Write out, precisely and in full, each line of the material.

[Dataset rows]
----

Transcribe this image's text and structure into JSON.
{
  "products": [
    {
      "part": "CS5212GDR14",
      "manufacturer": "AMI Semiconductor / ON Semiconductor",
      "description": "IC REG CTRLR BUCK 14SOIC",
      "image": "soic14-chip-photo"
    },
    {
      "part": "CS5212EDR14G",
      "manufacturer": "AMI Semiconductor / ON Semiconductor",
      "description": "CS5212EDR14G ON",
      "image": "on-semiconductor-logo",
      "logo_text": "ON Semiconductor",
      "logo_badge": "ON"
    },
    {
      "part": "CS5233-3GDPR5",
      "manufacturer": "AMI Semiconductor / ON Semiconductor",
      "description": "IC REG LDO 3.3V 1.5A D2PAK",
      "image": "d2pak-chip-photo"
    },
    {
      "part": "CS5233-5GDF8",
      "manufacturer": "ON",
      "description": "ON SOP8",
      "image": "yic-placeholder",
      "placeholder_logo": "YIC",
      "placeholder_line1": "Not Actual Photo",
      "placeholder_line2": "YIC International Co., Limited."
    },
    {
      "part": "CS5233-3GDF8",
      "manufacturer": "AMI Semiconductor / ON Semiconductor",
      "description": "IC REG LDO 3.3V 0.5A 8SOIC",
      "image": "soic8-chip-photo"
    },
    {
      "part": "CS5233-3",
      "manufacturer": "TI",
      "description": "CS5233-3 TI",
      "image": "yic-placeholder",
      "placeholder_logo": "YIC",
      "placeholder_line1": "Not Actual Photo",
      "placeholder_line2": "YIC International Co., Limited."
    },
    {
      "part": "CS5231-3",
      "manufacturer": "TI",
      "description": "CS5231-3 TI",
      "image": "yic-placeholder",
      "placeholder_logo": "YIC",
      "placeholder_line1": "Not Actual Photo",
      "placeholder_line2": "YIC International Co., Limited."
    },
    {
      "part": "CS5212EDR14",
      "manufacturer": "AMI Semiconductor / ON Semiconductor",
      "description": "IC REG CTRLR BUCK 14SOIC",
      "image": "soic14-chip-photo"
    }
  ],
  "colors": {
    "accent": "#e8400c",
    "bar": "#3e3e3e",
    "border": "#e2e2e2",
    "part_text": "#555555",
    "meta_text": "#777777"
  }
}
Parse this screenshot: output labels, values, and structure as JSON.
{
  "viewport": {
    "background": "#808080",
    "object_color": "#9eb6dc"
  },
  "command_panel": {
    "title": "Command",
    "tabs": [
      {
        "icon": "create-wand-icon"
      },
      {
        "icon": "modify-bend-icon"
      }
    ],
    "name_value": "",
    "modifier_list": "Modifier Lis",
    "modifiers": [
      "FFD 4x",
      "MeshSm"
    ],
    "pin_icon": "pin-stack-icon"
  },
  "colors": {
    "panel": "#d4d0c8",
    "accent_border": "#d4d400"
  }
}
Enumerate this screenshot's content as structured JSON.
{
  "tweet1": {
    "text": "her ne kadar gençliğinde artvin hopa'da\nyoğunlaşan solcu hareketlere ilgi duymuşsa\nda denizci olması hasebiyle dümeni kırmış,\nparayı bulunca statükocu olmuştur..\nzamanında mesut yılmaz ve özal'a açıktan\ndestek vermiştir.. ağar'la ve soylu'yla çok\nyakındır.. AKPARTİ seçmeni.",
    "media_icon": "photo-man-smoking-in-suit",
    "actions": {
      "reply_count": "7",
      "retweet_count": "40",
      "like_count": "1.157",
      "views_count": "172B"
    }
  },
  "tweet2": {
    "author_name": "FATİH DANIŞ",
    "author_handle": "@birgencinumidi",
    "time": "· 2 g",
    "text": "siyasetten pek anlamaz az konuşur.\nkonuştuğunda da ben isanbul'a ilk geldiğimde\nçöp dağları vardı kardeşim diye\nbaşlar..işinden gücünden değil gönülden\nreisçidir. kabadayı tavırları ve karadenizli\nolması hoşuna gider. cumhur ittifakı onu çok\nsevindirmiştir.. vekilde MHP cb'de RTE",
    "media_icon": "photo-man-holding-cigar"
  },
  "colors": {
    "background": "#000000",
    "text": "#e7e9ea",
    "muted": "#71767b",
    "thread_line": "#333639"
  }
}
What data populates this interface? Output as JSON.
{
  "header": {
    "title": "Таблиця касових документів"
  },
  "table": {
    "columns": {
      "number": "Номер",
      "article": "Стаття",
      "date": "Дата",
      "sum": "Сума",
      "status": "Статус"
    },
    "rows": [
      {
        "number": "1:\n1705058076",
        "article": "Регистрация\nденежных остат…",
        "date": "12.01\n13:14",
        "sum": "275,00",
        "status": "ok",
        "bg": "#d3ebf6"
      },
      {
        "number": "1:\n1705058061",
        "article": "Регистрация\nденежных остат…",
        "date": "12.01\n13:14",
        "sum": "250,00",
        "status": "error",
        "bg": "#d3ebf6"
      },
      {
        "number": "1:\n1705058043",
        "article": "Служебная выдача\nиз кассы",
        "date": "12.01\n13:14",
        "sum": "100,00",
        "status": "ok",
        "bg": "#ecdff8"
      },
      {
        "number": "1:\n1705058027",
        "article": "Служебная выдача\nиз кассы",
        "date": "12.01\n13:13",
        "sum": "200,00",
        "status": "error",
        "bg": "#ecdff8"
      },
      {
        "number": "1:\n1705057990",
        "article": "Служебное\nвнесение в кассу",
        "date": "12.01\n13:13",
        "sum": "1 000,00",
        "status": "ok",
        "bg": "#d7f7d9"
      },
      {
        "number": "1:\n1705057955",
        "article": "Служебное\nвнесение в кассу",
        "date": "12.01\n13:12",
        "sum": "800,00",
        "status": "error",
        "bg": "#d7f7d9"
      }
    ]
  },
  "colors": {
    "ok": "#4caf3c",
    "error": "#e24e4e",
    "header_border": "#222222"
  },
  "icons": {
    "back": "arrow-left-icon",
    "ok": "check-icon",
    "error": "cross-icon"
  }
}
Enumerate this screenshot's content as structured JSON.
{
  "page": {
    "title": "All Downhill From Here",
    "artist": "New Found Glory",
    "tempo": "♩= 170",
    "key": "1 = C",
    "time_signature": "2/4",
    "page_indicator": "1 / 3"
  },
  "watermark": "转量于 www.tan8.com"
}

----

## Final answer
Transcribe this image's text and structure into JSON.
{
  "products": [
    {
      "part": "CS5212GDR14",
      "manufacturer": "AMI Semiconductor / ON Semiconductor",
      "description": "IC REG CTRLR BUCK 14SOIC",
      "image": "soic14-chip-photo"
    },
    {
      "part": "CS5212EDR14G",
      "manufacturer": "AMI Semiconductor / ON Semiconductor",
      "description": "CS5212EDR14G ON",
      "image": "on-semiconductor-logo",
      "logo_text": "ON Semiconductor",
      "logo_badge": "ON"
    },
    {
      "part": "CS5233-3GDPR5",
      "manufacturer": "AMI Semiconductor / ON Semiconductor",
      "description": "IC REG LDO 3.3V 1.5A D2PAK",
      "image": "d2pak-chip-photo"
    },
    {
      "part": "CS5233-5GDF8",
      "manufacturer": "ON",
      "description": "ON SOP8",
      "image": "yic-placeholder",
      "placeholder_logo": "YIC",
      "placeholder_line1": "Not Actual Photo",
      "placeholder_line2": "YIC International Co., Limited."
    },
    {
      "part": "CS5233-3GDF8",
      "manufacturer": "AMI Semiconductor / ON Semiconductor",
      "description": "IC REG LDO 3.3V 0.5A 8SOIC",
      "image": "soic8-chip-photo"
    },
    {
      "part": "CS5233-3",
      "manufacturer": "TI",
      "description": "CS5233-3 TI",
      "image": "yic-placeholder",
      "placeholder_logo": "YIC",
      "placeholder_line1": "Not Actual Photo",
      "placeholder_line2": "YIC International Co., Limited."
    },
    {
      "part": "CS5231-3",
      "manufacturer": "TI",
      "description": "CS5231-3 TI",
      "image": "yic-placeholder",
      "placeholder_logo": "YIC",
      "placeholder_line1": "Not Actual Photo",
      "placeholder_line2": "YIC International Co., Limited."
    },
    {
      "part": "CS5212EDR14",
      "manufacturer": "AMI Semiconductor / ON Semiconductor",
      "description": "IC REG CTRLR BUCK 14SOIC",
      "image": "soic14-chip-photo"
    }
  ],
  "colors": {
    "accent": "#e8400c",
    "bar": "#3e3e3e",
    "border": "#e2e2e2",
    "part_text": "#555555",
    "meta_text": "#777777"
  }
}
Parse this screenshot: output labels, values, and structure as JSON.
{
  "viewport": {
    "background": "#808080",
    "object_color": "#9eb6dc"
  },
  "command_panel": {
    "title": "Command",
    "tabs": [
      {
        "icon": "create-wand-icon"
      },
      {
        "icon": "modify-bend-icon"
      }
    ],
    "name_value": "",
    "modifier_list": "Modifier Lis",
    "modifiers": [
      "FFD 4x",
      "MeshSm"
    ],
    "pin_icon": "pin-stack-icon"
  },
  "colors": {
    "panel": "#d4d0c8",
    "accent_border": "#d4d400"
  }
}
Enumerate this screenshot's content as structured JSON.
{
  "tweet1": {
    "text": "her ne kadar gençliğinde artvin hopa'da\nyoğunlaşan solcu hareketlere ilgi duymuşsa\nda denizci olması hasebiyle dümeni kırmış,\nparayı bulunca statükocu olmuştur..\nzamanında mesut yılmaz ve özal'a açıktan\ndestek vermiştir.. ağar'la ve soylu'yla çok\nyakındır.. AKPARTİ seçmeni.",
    "media_icon": "photo-man-smoking-in-suit",
    "actions": {
      "reply_count": "7",
      "retweet_count": "40",
      "like_count": "1.157",
      "views_count": "172B"
    }
  },
  "tweet2": {
    "author_name": "FATİH DANIŞ",
    "author_handle": "@birgencinumidi",
    "time": "· 2 g",
    "text": "siyasetten pek anlamaz az konuşur.\nkonuştuğunda da ben isanbul'a ilk geldiğimde\nçöp dağları vardı kardeşim diye\nbaşlar..işinden gücünden değil gönülden\nreisçidir. kabadayı tavırları ve karadenizli\nolması hoşuna gider. cumhur ittifakı onu çok\nsevindirmiştir.. vekilde MHP cb'de RTE",
    "media_icon": "photo-man-holding-cigar"
  },
  "colors": {
    "background": "#000000",
    "text": "#e7e9ea",
    "muted": "#71767b",
    "thread_line": "#333639"
  }
}
What data populates this interface? Output as JSON.
{
  "header": {
    "title": "Таблиця касових документів"
  },
  "table": {
    "columns": {
      "number": "Номер",
      "article": "Стаття",
      "date": "Дата",
      "sum": "Сума",
      "status": "Статус"
    },
    "rows": [
      {
        "number": "1:\n1705058076",
        "article": "Регистрация\nденежных остат…",
        "date": "12.01\n13:14",
        "sum": "275,00",
        "status": "ok",
        "bg": "#d3ebf6"
      },
      {
        "number": "1:\n1705058061",
        "article": "Регистрация\nденежных остат…",
        "date": "12.01\n13:14",
        "sum": "250,00",
        "status": "error",
        "bg": "#d3ebf6"
      },
      {
        "number": "1:\n1705058043",
        "article": "Служебная выдача\nиз кассы",
        "date": "12.01\n13:14",
        "sum": "100,00",
        "status": "ok",
        "bg": "#ecdff8"
      },
      {
        "number": "1:\n1705058027",
        "article": "Служебная выдача\nиз кассы",
        "date": "12.01\n13:13",
        "sum": "200,00",
        "status": "error",
        "bg": "#ecdff8"
      },
      {
        "number": "1:\n1705057990",
        "article": "Служебное\nвнесение в кассу",
        "date": "12.01\n13:13",
        "sum": "1 000,00",
        "status": "ok",
        "bg": "#d7f7d9"
      },
      {
        "number": "1:\n1705057955",
        "article": "Служебное\nвнесение в кассу",
        "date": "12.01\n13:12",
        "sum": "800,00",
        "status": "error",
        "bg": "#d7f7d9"
      }
    ]
  },
  "colors": {
    "ok": "#4caf3c",
    "error": "#e24e4e",
    "header_border": "#222222"
  },
  "icons": {
    "back": "arrow-left-icon",
    "ok": "check-icon",
    "error": "cross-icon"
  }
}
Enumerate this screenshot's content as structured JSON.
{
  "page": {
    "title": "All Downhill From Here",
    "artist": "New Found Glory",
    "tempo": "♩= 170",
    "key": "1 = C",
    "time_signature": "2/4",
    "page_indicator": "1 / 3"
  },
  "watermark": "转量于 www.tan8.com"
}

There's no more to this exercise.